= To-do list =
**1)** Reproduce verbatim the stretch from "There are abundant" through "here, move along." in the passage on world order and Islamism.
**2)** Do these statements agree with the passage on world order and Islamism? For each, answer yes or no and quote the deciding words. (a) Trial of a Thousand Years was published in 2011. (b) Sayyid Qutb was executed by Egyptian authorities in 1966. (c) James Clapper told members of Congress that the Muslim Brotherhood was a largely religious organization.

--- start Document passage ---

World Order and Islamism
I’ve been meaning to say something here about Charles Hill’s brilliant book Trial of a Thousand Years: World Order and Islamism. Published in 2011, Trial is a profound meditation on one of the most pressing questions facing the world community: whether Islam can integrate itself into the secular international order of states.
There are abundant reasons to conclude that the answer is probably “No, Islam cannot integrate itself into the secular order without ceasing to be Islam.” The Egyptian author and activist Sayyid Qutb (an early and prominent member of the Muslim Brotherhood, executed by Egyptian authorities in 1966) said why in a sentence: “A Muslim has no nationality except his religious beliefs.”
Is that so? It depends whom you ask. Nervous Western politicians disagree. They insist that “we are not at war with Islam.” When Cairo erupted a couple of years ago and Hosni Mubarak was deposed, James Clapper, the dunder-headed director of national intelligence, assured members of Congress that the Muslim Brotherhood was “a largely secular organization,” i.e., nothing to see here, move along.

--- end Document passage ---
--- start Data ---

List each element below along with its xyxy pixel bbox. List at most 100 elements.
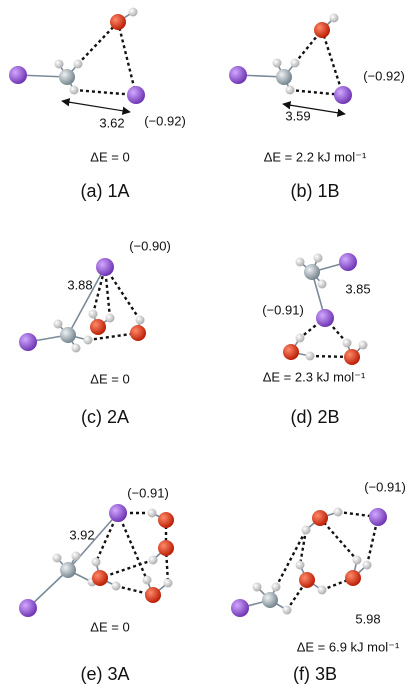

--- end Data ---

= Answers below =
**1)**
There are abundant reasons to conclude that the answer is probably “No, Islam cannot integrate itself into the secular order without ceasing to be Islam.” The Egyptian author and activist Sayyid Qutb (an early and prominent member of the Muslim Brotherhood, executed by Egyptian authorities in 1966) said why in a sentence: “A Muslim has no nationality except his religious beliefs.”
Is that so? It depends whom you ask. Nervous Western politicians disagree. They insist that “we are not at war with Islam.” When Cairo erupted a couple of years ago and Hosni Mubarak was deposed, James Clapper, the dunder-headed director of national intelligence, assured members of Congress that the Muslim Brotherhood was “a largely secular organization,” i.e., nothing to see here, move along.

**2)**
(a) Yes: "Published in 2011"
(b) Yes: "executed by Egyptian authorities in 1966"
(c) No: "a largely secular organization"